Objective. Write out all of the lines below, exactly and completely.

(Entries taken from a collection)

==========

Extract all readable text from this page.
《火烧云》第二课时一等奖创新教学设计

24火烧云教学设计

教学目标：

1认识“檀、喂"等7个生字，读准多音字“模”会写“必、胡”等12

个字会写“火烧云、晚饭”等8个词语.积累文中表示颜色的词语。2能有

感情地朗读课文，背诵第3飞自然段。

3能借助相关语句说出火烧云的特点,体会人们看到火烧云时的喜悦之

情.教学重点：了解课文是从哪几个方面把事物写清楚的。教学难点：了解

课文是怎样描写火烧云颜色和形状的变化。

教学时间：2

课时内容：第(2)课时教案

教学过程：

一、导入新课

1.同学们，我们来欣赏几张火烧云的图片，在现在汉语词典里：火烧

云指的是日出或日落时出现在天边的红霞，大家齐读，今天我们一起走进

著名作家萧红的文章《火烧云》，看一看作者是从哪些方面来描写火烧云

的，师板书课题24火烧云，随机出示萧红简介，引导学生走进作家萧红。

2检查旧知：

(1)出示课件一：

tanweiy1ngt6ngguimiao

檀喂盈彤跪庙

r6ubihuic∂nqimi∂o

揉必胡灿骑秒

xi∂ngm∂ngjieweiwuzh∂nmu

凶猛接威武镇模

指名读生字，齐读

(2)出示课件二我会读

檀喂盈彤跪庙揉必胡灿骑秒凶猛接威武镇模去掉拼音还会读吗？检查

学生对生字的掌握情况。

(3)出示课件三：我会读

==========

Expected answer.
Extract all readable text from this page.
《火烧云》第二课时一等奖创新教学设计

24火烧云教学设计

教学目标：

1认识“檀、喂"等7个生字，读准多音字“模”会写“必、胡”等12

个字会写“火烧云、晚饭”等8个词语.积累文中表示颜色的词语。2能有

感情地朗读课文，背诵第3飞自然段。

3能借助相关语句说出火烧云的特点,体会人们看到火烧云时的喜悦之

情.教学重点：了解课文是从哪几个方面把事物写清楚的。教学难点：了解

课文是怎样描写火烧云颜色和形状的变化。

教学时间：2

课时内容：第(2)课时教案

教学过程：

一、导入新课

1.同学们，我们来欣赏几张火烧云的图片，在现在汉语词典里：火烧

云指的是日出或日落时出现在天边的红霞，大家齐读，今天我们一起走进

著名作家萧红的文章《火烧云》，看一看作者是从哪些方面来描写火烧云

的，师板书课题24火烧云，随机出示萧红简介，引导学生走进作家萧红。

2检查旧知：

(1)出示课件一：

tanweiy1ngt6ngguimiao

檀喂盈彤跪庙

r6ubihuic∂nqimi∂o

揉必胡灿骑秒

xi∂ngm∂ngjieweiwuzh∂nmu

凶猛接威武镇模

指名读生字，齐读

(2)出示课件二我会读

檀喂盈彤跪庙揉必胡灿骑秒凶猛接威武镇模去掉拼音还会读吗？检查

学生对生字的掌握情况。

(3)出示课件三：我会读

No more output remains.